## start Records for this exercise

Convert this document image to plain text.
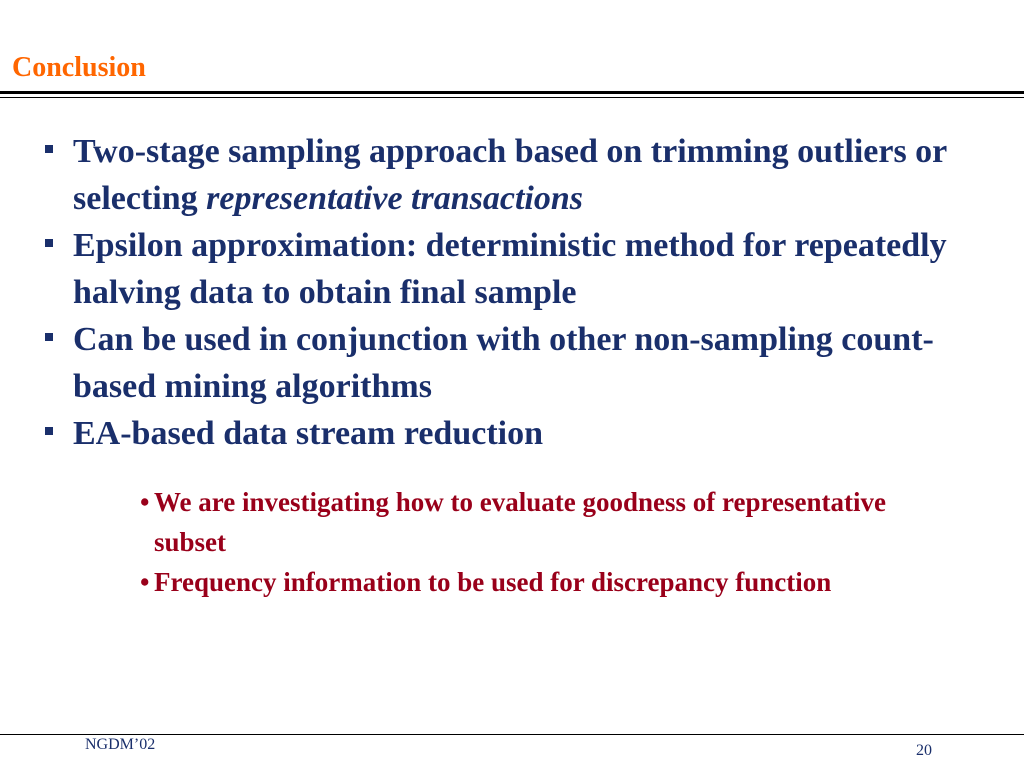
Conclusion
Two-stage sampling approach based on trimming outliers or selecting representative transactions
Epsilon approximation: deterministic method for repeatedly halving data to obtain final sample
Can be used in conjunction with other non-sampling count-based mining algorithms
EA-based data stream reduction
• We are investigating how to evaluate goodness of representative subset
• Frequency information to be used for discrepancy function
NGDM’02	20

## end Records for this exercise

=== Exercise ===
Quote each line of the listing exactly, but leave the pictures out.

=== Exercise output ===
Convert this document image to plain text.
Conclusion
Two-stage sampling approach based on trimming outliers or selecting representative transactions
Epsilon approximation: deterministic method for repeatedly halving data to obtain final sample
Can be used in conjunction with other non-sampling count-based mining algorithms
EA-based data stream reduction
• We are investigating how to evaluate goodness of representative subset
• Frequency information to be used for discrepancy function
NGDM’02	20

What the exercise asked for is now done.